▶ Requirement:
Extract every line that contains the word "source".

* BEGIN Data for processing *

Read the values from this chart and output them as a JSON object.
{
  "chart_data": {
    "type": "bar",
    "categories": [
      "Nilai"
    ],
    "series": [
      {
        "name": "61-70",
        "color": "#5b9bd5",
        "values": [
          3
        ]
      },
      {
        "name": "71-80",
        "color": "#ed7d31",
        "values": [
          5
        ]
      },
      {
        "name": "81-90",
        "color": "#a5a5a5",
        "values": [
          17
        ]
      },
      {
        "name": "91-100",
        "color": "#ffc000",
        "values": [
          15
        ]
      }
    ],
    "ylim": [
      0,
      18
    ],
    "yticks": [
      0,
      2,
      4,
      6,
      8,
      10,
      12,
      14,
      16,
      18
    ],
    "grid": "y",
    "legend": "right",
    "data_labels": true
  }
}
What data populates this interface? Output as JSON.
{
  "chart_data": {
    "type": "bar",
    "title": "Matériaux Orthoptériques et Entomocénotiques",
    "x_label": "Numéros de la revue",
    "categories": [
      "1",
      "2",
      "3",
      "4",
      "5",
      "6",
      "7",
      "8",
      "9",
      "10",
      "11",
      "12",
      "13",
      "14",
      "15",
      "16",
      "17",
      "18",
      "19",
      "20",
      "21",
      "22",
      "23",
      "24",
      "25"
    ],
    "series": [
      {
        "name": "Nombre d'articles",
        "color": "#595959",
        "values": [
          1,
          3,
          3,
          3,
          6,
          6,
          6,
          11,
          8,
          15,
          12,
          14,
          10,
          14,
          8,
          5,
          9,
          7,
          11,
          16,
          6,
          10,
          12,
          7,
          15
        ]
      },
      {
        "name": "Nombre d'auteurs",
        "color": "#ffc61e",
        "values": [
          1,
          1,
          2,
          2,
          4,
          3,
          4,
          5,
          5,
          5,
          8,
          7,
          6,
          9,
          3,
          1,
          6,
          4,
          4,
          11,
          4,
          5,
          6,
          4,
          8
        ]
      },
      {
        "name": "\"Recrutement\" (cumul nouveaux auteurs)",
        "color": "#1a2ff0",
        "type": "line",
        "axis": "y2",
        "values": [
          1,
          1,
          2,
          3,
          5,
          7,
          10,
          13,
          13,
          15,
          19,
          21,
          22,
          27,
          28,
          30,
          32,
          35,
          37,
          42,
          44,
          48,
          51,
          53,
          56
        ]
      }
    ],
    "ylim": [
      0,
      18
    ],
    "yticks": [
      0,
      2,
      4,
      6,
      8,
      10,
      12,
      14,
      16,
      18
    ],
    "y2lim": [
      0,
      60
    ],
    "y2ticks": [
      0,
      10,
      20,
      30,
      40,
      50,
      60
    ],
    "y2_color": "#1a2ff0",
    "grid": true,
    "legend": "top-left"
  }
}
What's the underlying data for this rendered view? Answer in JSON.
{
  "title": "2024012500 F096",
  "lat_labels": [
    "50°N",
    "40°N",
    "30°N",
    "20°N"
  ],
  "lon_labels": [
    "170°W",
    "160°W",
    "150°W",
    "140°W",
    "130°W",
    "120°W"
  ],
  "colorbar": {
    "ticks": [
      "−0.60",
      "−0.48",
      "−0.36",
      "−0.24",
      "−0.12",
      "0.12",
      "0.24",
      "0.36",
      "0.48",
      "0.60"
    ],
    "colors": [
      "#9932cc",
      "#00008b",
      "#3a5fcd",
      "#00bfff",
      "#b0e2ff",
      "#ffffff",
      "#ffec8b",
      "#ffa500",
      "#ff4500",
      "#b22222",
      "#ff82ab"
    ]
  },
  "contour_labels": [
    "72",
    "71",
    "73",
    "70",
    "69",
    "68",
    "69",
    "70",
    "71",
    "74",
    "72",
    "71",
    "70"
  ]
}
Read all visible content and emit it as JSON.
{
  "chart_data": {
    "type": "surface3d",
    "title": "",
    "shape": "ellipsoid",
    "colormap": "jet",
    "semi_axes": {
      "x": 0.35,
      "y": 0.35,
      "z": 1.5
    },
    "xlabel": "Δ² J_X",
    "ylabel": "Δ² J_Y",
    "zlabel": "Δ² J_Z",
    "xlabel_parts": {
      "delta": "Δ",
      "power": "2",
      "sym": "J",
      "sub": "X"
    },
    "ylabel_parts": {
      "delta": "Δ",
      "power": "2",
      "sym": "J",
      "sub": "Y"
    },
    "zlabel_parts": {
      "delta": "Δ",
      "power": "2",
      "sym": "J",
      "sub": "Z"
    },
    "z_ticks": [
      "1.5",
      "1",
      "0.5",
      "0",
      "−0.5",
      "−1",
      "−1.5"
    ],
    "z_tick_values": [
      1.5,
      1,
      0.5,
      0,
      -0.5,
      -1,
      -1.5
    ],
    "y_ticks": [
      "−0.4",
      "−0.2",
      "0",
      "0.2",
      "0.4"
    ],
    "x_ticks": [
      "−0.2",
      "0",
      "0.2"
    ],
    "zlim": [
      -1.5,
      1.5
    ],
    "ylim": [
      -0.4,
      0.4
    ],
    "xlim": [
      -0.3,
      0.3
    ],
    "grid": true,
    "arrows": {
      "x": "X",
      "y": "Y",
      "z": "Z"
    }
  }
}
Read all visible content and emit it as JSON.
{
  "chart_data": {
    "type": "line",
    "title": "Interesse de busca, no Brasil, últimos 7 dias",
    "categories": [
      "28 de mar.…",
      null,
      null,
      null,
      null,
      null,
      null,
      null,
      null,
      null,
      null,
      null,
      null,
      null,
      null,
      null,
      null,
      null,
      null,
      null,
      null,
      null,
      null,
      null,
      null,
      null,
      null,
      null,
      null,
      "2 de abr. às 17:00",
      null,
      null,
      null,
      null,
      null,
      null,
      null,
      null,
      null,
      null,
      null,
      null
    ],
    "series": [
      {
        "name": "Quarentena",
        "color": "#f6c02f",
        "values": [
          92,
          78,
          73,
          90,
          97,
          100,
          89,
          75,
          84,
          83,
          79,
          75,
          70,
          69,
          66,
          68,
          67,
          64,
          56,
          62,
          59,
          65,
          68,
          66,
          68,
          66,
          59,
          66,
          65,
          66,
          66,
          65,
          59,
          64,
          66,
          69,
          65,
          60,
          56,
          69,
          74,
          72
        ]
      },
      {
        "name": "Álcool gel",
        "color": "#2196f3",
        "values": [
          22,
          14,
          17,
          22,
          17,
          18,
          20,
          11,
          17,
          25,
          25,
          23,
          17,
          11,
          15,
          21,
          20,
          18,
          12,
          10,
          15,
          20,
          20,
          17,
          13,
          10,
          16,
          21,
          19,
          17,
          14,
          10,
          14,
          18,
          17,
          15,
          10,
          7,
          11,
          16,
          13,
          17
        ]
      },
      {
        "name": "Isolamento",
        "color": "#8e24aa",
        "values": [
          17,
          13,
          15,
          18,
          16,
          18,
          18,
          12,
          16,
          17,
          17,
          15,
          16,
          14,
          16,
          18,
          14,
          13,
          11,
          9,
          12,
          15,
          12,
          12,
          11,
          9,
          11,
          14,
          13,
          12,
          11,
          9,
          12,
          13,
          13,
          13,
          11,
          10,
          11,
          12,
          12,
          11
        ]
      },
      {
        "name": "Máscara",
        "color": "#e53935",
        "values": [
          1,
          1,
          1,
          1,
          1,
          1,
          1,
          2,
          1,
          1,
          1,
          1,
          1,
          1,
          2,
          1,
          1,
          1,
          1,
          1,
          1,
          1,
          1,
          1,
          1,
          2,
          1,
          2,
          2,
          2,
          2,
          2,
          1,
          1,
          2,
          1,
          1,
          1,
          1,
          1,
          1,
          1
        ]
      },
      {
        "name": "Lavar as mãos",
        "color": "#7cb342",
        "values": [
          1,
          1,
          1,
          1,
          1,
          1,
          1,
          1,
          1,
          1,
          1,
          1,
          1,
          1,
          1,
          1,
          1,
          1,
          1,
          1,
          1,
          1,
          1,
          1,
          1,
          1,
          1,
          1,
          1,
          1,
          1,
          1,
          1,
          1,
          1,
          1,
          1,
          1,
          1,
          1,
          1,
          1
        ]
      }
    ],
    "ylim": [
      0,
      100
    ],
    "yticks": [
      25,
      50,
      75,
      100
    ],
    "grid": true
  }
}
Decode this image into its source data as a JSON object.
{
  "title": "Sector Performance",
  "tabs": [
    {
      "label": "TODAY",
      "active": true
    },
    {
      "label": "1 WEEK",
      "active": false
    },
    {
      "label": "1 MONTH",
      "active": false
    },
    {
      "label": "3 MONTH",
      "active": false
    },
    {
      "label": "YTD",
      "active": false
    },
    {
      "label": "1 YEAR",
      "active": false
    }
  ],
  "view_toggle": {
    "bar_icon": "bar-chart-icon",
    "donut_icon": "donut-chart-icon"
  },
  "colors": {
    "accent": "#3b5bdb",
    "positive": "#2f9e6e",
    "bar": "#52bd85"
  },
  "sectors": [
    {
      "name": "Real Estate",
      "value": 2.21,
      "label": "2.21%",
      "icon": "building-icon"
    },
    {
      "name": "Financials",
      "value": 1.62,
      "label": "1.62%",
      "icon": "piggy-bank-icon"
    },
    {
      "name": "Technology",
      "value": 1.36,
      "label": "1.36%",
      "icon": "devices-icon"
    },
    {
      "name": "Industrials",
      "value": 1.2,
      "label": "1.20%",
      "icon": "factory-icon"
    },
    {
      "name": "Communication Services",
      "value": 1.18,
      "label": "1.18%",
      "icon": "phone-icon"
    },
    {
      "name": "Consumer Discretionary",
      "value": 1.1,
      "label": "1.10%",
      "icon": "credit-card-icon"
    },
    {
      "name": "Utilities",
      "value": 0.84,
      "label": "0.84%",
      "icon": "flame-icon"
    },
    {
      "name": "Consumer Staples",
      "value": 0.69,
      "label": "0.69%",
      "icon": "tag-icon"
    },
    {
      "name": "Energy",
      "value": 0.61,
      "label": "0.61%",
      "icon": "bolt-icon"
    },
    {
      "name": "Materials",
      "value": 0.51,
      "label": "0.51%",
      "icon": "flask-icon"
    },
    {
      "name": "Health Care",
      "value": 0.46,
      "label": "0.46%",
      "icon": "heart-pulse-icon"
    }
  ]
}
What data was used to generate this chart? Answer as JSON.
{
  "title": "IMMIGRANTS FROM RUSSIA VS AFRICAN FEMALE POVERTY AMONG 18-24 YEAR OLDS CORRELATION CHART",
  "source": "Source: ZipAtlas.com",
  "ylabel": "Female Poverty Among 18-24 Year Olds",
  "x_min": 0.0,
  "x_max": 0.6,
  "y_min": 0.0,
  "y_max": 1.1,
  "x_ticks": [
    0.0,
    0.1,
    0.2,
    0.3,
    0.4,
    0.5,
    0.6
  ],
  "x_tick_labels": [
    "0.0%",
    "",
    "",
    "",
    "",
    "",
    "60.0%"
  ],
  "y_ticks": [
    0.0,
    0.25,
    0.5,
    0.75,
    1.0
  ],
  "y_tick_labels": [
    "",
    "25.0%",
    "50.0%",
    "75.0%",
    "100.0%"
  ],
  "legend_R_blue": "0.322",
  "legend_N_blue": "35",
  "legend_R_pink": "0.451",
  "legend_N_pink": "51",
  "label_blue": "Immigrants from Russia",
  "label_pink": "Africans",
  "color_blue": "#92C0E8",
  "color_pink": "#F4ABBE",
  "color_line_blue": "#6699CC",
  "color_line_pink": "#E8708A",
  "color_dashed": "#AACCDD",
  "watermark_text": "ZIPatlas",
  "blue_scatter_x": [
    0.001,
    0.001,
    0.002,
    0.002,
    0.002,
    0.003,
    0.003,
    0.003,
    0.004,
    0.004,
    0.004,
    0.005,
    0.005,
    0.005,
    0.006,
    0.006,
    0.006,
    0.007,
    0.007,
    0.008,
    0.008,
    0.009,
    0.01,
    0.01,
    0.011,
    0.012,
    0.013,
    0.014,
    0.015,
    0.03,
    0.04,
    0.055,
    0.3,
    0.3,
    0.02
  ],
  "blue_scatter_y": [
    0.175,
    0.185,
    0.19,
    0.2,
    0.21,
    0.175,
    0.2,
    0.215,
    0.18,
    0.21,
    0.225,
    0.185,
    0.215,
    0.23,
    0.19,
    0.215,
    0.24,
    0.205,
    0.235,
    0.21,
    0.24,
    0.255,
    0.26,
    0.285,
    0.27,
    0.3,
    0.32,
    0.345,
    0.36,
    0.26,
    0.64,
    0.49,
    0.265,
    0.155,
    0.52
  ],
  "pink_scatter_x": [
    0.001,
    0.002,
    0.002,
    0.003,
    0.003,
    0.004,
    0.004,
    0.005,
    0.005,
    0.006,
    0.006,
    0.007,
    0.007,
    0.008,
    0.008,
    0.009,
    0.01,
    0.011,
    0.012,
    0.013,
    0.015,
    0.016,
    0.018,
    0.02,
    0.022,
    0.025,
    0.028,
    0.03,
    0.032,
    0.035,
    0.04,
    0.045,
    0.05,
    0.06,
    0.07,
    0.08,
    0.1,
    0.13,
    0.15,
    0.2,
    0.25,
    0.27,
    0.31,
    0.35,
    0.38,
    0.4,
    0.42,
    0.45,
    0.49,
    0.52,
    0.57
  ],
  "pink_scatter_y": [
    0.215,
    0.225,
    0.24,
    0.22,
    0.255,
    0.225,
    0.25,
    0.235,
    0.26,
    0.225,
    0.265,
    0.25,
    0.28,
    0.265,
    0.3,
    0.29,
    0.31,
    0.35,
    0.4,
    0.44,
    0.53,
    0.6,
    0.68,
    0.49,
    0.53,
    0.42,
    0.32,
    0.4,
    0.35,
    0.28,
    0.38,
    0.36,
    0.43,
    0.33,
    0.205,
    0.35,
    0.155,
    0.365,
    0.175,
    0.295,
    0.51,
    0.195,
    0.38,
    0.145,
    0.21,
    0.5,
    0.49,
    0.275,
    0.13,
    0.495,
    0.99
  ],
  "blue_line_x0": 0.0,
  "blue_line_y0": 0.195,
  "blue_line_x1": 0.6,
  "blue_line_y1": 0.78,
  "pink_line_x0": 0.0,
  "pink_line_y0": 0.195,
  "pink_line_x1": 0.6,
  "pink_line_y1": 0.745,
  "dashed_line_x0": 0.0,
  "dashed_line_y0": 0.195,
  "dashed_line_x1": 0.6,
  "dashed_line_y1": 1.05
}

* END Data for processing *

▶ Task solution:
Decode this image into its source data as a JSON object.
  "source": "Source: ZipAtlas.com",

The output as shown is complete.